• THE TASK
Search the data for the word "this". Reproduce every line where it is found.

Dataset rows:
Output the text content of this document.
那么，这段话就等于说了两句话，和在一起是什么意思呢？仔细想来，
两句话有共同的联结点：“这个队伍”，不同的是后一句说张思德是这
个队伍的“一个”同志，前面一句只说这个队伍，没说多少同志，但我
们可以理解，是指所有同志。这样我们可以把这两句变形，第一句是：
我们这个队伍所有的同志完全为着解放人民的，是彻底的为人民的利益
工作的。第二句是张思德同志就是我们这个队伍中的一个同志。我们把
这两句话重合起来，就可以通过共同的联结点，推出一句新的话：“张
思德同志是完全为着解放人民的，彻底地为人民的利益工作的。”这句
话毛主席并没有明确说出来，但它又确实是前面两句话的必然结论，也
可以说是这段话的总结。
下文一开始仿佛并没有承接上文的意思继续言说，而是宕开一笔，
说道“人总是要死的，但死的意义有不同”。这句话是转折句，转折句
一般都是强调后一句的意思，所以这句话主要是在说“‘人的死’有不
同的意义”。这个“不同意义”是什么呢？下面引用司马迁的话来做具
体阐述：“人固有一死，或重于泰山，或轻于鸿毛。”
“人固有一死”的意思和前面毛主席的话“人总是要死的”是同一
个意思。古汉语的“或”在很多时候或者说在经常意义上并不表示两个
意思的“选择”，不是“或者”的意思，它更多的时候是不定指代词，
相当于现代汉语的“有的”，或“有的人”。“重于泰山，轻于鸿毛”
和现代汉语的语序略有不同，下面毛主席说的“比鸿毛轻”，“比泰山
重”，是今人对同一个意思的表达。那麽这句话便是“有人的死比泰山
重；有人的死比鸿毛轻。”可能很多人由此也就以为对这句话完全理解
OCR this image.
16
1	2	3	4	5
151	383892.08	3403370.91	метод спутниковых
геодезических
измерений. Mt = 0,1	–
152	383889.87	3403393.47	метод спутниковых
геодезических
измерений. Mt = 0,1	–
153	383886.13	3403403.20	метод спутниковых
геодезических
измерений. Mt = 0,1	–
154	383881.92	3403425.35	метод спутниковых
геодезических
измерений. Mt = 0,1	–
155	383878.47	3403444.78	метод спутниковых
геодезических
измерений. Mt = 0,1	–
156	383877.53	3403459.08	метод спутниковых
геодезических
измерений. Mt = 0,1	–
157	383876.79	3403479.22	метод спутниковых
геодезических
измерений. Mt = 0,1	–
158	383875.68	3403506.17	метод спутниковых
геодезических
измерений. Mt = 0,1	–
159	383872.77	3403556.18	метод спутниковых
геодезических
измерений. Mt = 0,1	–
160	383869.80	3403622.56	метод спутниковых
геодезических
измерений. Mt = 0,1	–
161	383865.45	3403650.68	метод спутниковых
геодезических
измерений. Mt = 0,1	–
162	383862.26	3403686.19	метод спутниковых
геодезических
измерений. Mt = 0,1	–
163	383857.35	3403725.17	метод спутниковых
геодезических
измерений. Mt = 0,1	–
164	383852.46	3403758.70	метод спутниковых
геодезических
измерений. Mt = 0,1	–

• OUTPUT BELOW
Output the text content of this document.
OCR this image.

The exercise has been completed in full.